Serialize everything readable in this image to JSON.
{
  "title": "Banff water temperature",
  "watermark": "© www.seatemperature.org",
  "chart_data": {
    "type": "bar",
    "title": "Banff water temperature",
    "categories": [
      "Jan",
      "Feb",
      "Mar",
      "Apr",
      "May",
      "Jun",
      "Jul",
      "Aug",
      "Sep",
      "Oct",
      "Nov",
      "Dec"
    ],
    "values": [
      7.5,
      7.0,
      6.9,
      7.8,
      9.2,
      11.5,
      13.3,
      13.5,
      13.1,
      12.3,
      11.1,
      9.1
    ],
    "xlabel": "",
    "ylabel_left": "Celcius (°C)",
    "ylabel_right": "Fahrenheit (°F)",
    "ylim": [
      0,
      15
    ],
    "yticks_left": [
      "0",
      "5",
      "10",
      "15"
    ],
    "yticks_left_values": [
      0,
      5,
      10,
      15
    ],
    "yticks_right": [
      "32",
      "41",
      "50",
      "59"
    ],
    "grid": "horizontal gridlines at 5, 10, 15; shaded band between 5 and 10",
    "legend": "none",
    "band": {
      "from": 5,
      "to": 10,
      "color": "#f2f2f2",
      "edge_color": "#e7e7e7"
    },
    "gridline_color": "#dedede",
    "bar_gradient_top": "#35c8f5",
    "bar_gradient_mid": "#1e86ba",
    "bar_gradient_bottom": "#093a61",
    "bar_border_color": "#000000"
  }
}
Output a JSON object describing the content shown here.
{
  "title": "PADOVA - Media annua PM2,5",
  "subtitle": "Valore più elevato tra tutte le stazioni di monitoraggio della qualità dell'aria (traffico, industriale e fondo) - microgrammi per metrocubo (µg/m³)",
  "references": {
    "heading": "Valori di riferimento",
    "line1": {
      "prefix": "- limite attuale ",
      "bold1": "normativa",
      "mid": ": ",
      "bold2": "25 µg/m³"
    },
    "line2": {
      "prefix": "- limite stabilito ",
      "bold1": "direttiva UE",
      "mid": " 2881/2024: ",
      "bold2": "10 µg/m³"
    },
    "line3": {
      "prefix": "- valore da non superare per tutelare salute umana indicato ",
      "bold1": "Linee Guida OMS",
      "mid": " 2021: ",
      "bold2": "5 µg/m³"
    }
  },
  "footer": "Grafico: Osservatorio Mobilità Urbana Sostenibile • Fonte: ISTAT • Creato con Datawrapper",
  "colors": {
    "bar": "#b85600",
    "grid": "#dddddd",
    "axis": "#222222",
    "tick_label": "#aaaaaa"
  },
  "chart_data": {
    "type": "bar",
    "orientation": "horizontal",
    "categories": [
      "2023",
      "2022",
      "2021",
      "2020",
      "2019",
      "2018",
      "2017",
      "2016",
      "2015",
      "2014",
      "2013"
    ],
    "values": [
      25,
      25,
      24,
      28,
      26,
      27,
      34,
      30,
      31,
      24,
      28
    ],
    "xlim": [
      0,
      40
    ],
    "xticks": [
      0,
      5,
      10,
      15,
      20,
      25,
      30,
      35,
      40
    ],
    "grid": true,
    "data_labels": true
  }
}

---

• _Written task_
Reproduce all data above, unchanged.

• _Answer_
Serialize everything readable in this image to JSON.
{
  "title": "Banff water temperature",
  "watermark": "© www.seatemperature.org",
  "chart_data": {
    "type": "bar",
    "title": "Banff water temperature",
    "categories": [
      "Jan",
      "Feb",
      "Mar",
      "Apr",
      "May",
      "Jun",
      "Jul",
      "Aug",
      "Sep",
      "Oct",
      "Nov",
      "Dec"
    ],
    "values": [
      7.5,
      7.0,
      6.9,
      7.8,
      9.2,
      11.5,
      13.3,
      13.5,
      13.1,
      12.3,
      11.1,
      9.1
    ],
    "xlabel": "",
    "ylabel_left": "Celcius (°C)",
    "ylabel_right": "Fahrenheit (°F)",
    "ylim": [
      0,
      15
    ],
    "yticks_left": [
      "0",
      "5",
      "10",
      "15"
    ],
    "yticks_left_values": [
      0,
      5,
      10,
      15
    ],
    "yticks_right": [
      "32",
      "41",
      "50",
      "59"
    ],
    "grid": "horizontal gridlines at 5, 10, 15; shaded band between 5 and 10",
    "legend": "none",
    "band": {
      "from": 5,
      "to": 10,
      "color": "#f2f2f2",
      "edge_color": "#e7e7e7"
    },
    "gridline_color": "#dedede",
    "bar_gradient_top": "#35c8f5",
    "bar_gradient_mid": "#1e86ba",
    "bar_gradient_bottom": "#093a61",
    "bar_border_color": "#000000"
  }
}
Output a JSON object describing the content shown here.
{
  "title": "PADOVA - Media annua PM2,5",
  "subtitle": "Valore più elevato tra tutte le stazioni di monitoraggio della qualità dell'aria (traffico, industriale e fondo) - microgrammi per metrocubo (µg/m³)",
  "references": {
    "heading": "Valori di riferimento",
    "line1": {
      "prefix": "- limite attuale ",
      "bold1": "normativa",
      "mid": ": ",
      "bold2": "25 µg/m³"
    },
    "line2": {
      "prefix": "- limite stabilito ",
      "bold1": "direttiva UE",
      "mid": " 2881/2024: ",
      "bold2": "10 µg/m³"
    },
    "line3": {
      "prefix": "- valore da non superare per tutelare salute umana indicato ",
      "bold1": "Linee Guida OMS",
      "mid": " 2021: ",
      "bold2": "5 µg/m³"
    }
  },
  "footer": "Grafico: Osservatorio Mobilità Urbana Sostenibile • Fonte: ISTAT • Creato con Datawrapper",
  "colors": {
    "bar": "#b85600",
    "grid": "#dddddd",
    "axis": "#222222",
    "tick_label": "#aaaaaa"
  },
  "chart_data": {
    "type": "bar",
    "orientation": "horizontal",
    "categories": [
      "2023",
      "2022",
      "2021",
      "2020",
      "2019",
      "2018",
      "2017",
      "2016",
      "2015",
      "2014",
      "2013"
    ],
    "values": [
      25,
      25,
      24,
      28,
      26,
      27,
      34,
      30,
      31,
      24,
      28
    ],
    "xlim": [
      0,
      40
    ],
    "xticks": [
      0,
      5,
      10,
      15,
      20,
      25,
      30,
      35,
      40
    ],
    "grid": true,
    "data_labels": true
  }
}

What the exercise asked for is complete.